◆ Brief a
Please repeat the entries word for word, running from the start of the entries through the line that contains "x-tick-label: 3 lut (170, 637, 187, 647)", both ends included.

── Page text ──

Basis of Presentation – The accompanying condensed consolidated financial statements (“financial statements”) have been prepared on a consistent basis with the audited consolidated financial statements as of December 30, 2017, and include all normal recurring adjustments necessary to fairly state the information set forth therein. All significant intercompany accounts and transactions have been eliminated in consolidation.

The financial statements have been prepared in accordance with the regulations of the United States Securities and Exchange Commission (“SEC”) for interim periods in accordance with S-X Article 10, and, therefore, omit certain information and footnote disclosure necessary to present the statements in accordance with accounting principles generally accepted in the United States of America (“U.S. GAAP”). The operating results for interim periods are not necessarily indicative of the operating results that may be expected for the entire year. These financial statements should be read in conjunction with the audited consolidated financial statements and notes thereto for the fiscal year ended December 30, 2017, which were included in the Company’s Annual Report on Form 10-K filed with the SEC on February 26, 2018.

───

◆ Brief b
Print, word for word, the part of the basis-of-presentation note that opens with the words "Basis of Presentation" and closes with "eliminated in consolidation.".

── Provided entries ──

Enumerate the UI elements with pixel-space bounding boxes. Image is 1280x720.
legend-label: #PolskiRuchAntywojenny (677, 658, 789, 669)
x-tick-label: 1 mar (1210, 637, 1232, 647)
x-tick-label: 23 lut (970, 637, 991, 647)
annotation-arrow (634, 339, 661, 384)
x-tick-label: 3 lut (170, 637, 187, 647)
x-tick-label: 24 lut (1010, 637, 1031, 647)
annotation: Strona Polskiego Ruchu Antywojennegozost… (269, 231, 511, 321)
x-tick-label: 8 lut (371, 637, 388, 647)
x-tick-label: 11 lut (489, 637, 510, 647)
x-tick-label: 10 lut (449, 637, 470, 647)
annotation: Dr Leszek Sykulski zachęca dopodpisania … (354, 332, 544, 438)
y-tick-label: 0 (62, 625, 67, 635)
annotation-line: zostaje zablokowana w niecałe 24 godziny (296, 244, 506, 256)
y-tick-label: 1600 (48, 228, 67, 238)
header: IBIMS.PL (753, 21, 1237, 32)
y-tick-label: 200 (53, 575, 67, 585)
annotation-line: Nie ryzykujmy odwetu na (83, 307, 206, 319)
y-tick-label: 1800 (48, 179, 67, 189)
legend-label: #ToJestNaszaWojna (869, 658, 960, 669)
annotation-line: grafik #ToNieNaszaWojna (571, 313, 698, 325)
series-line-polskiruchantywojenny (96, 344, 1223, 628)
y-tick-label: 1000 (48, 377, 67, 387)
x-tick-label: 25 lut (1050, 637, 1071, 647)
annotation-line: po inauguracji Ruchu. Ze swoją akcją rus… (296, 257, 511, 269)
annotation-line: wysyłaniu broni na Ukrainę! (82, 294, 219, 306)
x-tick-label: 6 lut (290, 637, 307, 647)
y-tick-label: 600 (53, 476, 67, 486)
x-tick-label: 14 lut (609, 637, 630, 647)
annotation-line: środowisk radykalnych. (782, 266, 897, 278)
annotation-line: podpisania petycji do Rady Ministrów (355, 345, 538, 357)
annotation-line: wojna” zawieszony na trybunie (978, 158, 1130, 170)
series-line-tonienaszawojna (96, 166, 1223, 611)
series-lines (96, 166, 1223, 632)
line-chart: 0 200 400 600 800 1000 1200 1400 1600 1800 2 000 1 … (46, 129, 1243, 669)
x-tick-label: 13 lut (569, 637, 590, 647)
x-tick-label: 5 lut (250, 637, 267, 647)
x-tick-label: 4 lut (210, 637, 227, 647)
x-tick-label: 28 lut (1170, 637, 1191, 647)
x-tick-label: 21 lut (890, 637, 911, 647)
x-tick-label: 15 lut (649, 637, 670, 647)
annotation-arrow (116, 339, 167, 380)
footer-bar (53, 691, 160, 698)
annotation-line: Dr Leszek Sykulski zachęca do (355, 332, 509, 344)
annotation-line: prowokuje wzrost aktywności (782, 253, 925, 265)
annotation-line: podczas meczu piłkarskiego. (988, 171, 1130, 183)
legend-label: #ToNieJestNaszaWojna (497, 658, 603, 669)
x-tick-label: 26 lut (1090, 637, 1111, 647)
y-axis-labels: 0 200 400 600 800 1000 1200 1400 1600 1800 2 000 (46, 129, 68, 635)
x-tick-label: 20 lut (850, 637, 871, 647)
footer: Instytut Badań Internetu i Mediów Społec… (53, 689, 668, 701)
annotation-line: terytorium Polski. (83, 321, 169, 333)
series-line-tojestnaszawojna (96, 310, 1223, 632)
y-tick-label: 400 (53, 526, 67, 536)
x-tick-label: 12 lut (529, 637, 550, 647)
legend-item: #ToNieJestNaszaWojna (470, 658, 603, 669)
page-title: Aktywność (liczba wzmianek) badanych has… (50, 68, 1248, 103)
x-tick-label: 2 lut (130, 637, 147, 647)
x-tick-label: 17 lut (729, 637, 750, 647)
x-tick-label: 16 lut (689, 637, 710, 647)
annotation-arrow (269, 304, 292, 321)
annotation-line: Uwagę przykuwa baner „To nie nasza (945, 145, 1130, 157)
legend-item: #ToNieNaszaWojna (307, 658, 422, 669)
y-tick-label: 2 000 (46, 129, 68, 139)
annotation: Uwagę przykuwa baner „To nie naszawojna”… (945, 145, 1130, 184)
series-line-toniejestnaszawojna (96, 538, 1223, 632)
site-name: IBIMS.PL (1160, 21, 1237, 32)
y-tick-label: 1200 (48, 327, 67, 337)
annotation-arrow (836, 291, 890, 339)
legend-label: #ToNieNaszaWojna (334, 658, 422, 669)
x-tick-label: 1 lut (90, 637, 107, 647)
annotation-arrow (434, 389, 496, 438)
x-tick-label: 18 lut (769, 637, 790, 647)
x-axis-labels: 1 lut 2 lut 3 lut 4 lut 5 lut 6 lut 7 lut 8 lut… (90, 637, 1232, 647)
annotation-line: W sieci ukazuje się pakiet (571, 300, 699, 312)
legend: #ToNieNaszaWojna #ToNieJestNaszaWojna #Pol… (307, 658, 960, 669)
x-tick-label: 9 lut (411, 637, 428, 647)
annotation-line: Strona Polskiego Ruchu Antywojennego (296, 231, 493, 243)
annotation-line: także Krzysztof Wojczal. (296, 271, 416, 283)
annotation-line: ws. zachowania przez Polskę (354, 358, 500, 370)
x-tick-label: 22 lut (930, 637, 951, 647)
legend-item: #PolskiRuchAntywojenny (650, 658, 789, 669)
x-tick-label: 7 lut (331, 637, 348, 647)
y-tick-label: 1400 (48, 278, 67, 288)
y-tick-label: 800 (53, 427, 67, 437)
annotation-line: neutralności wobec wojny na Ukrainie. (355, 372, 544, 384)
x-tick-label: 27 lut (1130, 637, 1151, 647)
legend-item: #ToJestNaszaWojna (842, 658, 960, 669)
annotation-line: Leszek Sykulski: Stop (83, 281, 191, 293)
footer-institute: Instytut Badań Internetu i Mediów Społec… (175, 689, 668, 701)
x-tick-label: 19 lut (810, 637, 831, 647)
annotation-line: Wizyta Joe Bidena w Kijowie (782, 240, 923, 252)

───

◆ Task answer a
Enumerate the UI elements with pixel-space bounding boxes. Image is 1280x720.
legend-label: #PolskiRuchAntywojenny (677, 658, 789, 669)
x-tick-label: 1 mar (1210, 637, 1232, 647)
x-tick-label: 23 lut (970, 637, 991, 647)
annotation-arrow (634, 339, 661, 384)
x-tick-label: 3 lut (170, 637, 187, 647)

◆ Task answer b
Basis of Presentation – The accompanying condensed consolidated financial statements (“financial statements”) have been prepared on a consistent basis with the audited consolidated financial statements as of December 30, 2017, and include all normal recurring adjustments necessary to fairly state the information set forth therein. All significant intercompany accounts and transactions have been eliminated in consolidation.